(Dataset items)

## START

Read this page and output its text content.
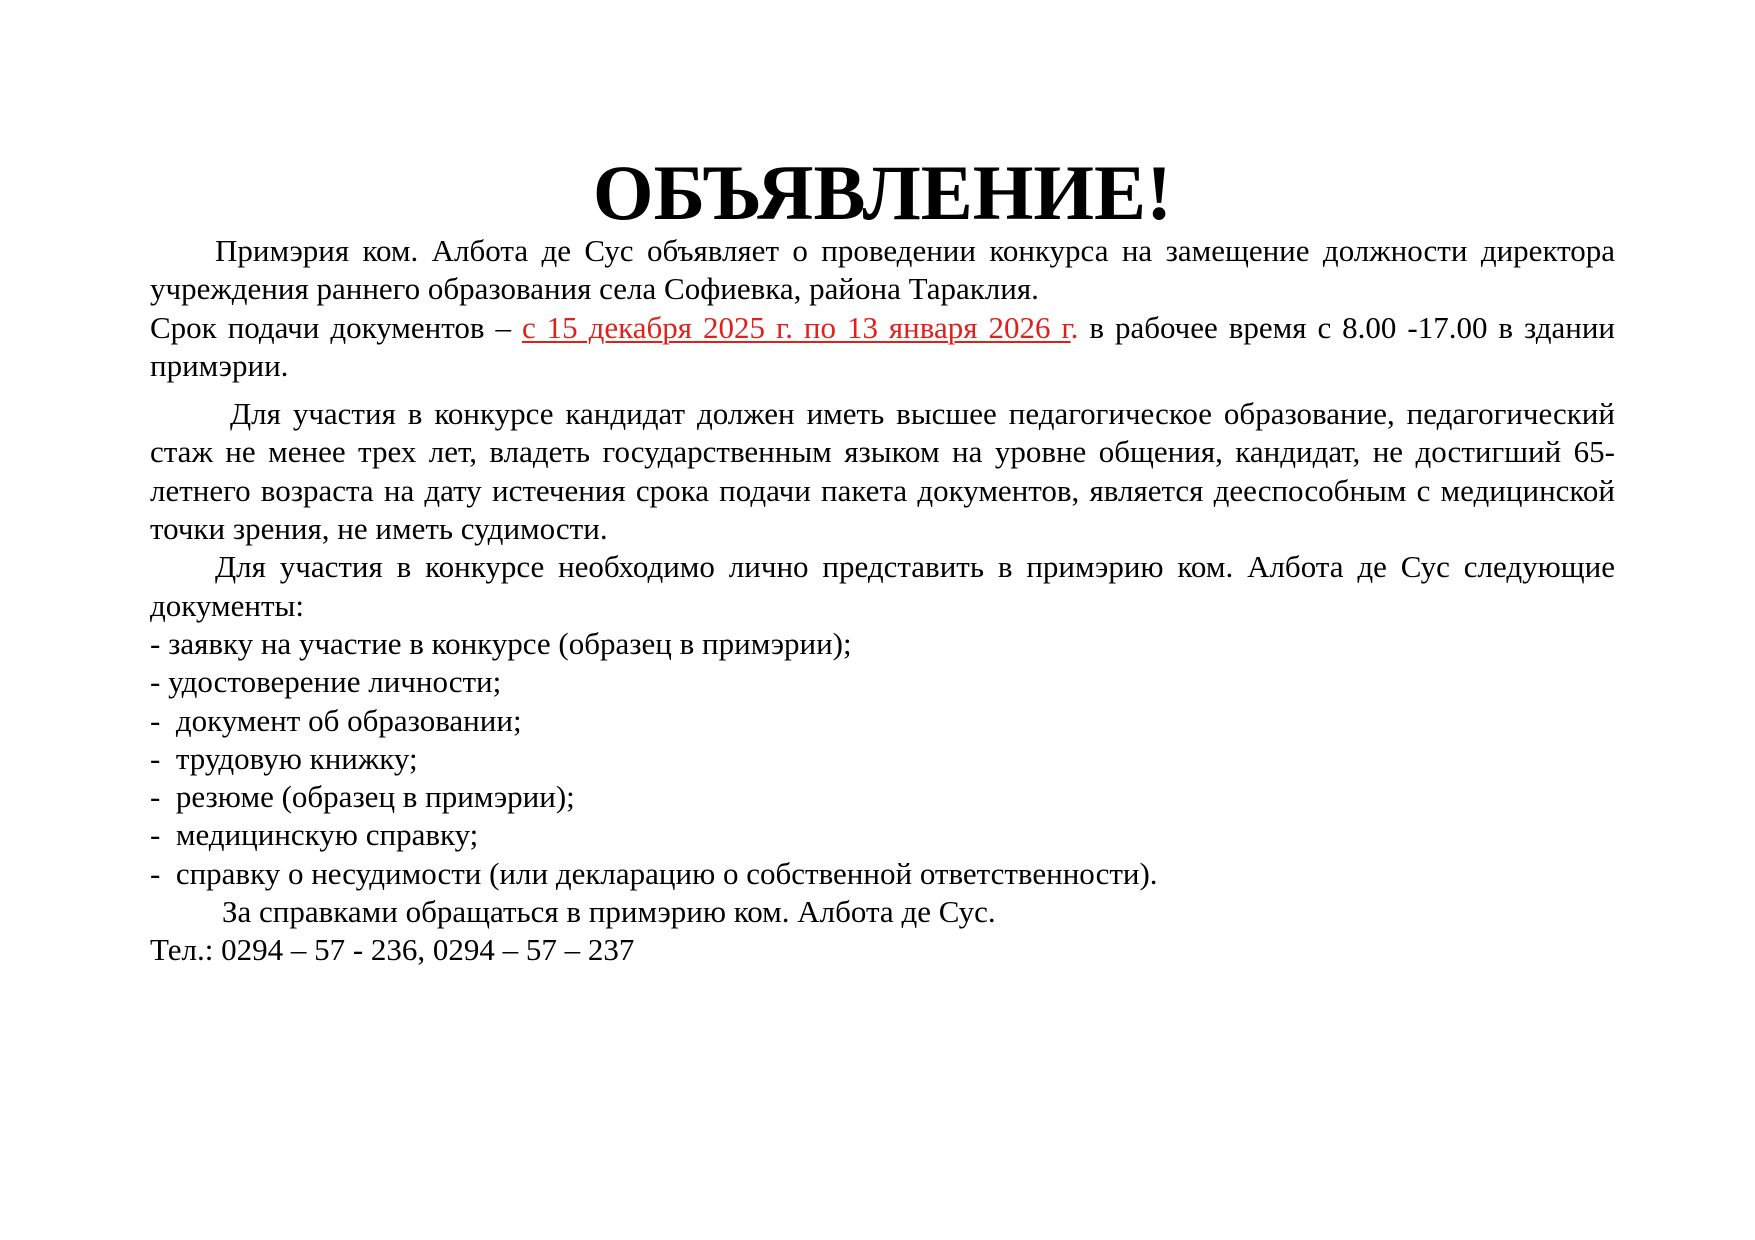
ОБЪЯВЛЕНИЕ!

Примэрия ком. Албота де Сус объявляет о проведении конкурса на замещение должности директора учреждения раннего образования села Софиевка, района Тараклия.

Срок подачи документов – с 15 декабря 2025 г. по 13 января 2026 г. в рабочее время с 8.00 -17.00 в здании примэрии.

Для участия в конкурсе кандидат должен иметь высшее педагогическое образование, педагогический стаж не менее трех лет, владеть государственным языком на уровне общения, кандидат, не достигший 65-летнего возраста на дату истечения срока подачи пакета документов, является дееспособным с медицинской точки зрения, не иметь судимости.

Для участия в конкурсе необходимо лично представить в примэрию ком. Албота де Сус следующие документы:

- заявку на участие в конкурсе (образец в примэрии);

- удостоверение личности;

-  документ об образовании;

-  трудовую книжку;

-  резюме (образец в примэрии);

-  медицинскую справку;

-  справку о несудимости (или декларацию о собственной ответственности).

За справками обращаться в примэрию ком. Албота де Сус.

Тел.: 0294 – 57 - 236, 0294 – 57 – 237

## END

Exercise objective:
Each line of the material must be retyped exactly, except that images are omitted.

Solution:
Read this page and output its text content.
ОБЪЯВЛЕНИЕ!

Примэрия ком. Албота де Сус объявляет о проведении конкурса на замещение должности директора учреждения раннего образования села Софиевка, района Тараклия.

Срок подачи документов – с 15 декабря 2025 г. по 13 января 2026 г. в рабочее время с 8.00 -17.00 в здании примэрии.

Для участия в конкурсе кандидат должен иметь высшее педагогическое образование, педагогический стаж не менее трех лет, владеть государственным языком на уровне общения, кандидат, не достигший 65-летнего возраста на дату истечения срока подачи пакета документов, является дееспособным с медицинской точки зрения, не иметь судимости.

Для участия в конкурсе необходимо лично представить в примэрию ком. Албота де Сус следующие документы:

- заявку на участие в конкурсе (образец в примэрии);

- удостоверение личности;

-  документ об образовании;

-  трудовую книжку;

-  резюме (образец в примэрии);

-  медицинскую справку;

-  справку о несудимости (или декларацию о собственной ответственности).

За справками обращаться в примэрию ком. Албота де Сус.

Тел.: 0294 – 57 - 236, 0294 – 57 – 237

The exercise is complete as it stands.